EXERCISE BRIEF: Give the number of lines that contain the string "organik", and nothing else.

Records from a data source:

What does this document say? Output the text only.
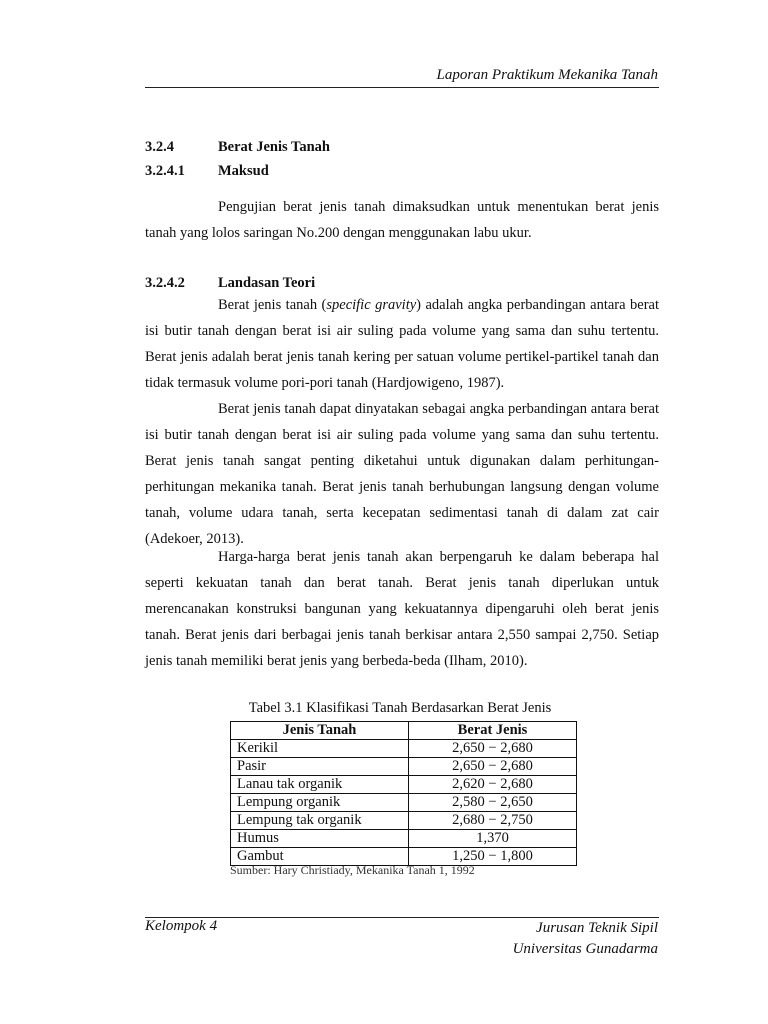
Laporan Praktikum Mekanika Tanah
3.2.4	Berat Jenis Tanah
3.2.4.1 Maksud
Pengujian berat jenis tanah dimaksudkan untuk menentukan berat jenis tanah yang lolos saringan No.200 dengan menggunakan labu ukur.
3.2.4.2 Landasan Teori
Berat jenis tanah (specific gravity) adalah angka perbandingan antara berat isi butir tanah dengan berat isi air suling pada volume yang sama dan suhu tertentu. Berat jenis adalah berat jenis tanah kering per satuan volume pertikel-partikel tanah dan tidak termasuk volume pori-pori tanah (Hardjowigeno, 1987).
Berat jenis tanah dapat dinyatakan sebagai angka perbandingan antara berat isi butir tanah dengan berat isi air suling pada volume yang sama dan suhu tertentu. Berat jenis tanah sangat penting diketahui untuk digunakan dalam perhitungan-perhitungan mekanika tanah. Berat jenis tanah berhubungan langsung dengan volume tanah, volume udara tanah, serta kecepatan sedimentasi tanah di dalam zat cair (Adekoer, 2013).
Harga-harga berat jenis tanah akan berpengaruh ke dalam beberapa hal seperti kekuatan tanah dan berat tanah. Berat jenis tanah diperlukan untuk merencanakan konstruksi bangunan yang kekuatannya dipengaruhi oleh berat jenis tanah. Berat jenis dari berbagai jenis tanah berkisar antara 2,550 sampai 2,750. Setiap jenis tanah memiliki berat jenis yang berbeda-beda (Ilham, 2010).
Tabel 3.1 Klasifikasi Tanah Berdasarkan Berat Jenis
Jenis Tanah	Berat Jenis
Kerikil	2,650 − 2,680
Pasir	2,650 − 2,680
Lanau tak organik	2,620 − 2,680
Lempung organik	2,580 − 2,650
Lempung tak organik	2,680 − 2,750
Humus	1,370
Gambut	1,250 − 1,800
Sumber: Hary Christiady, Mekanika Tanah 1, 1992
Kelompok 4	Jurusan Teknik Sipil
Universitas Gunadarma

RESPONSE TO THIS TASK: 3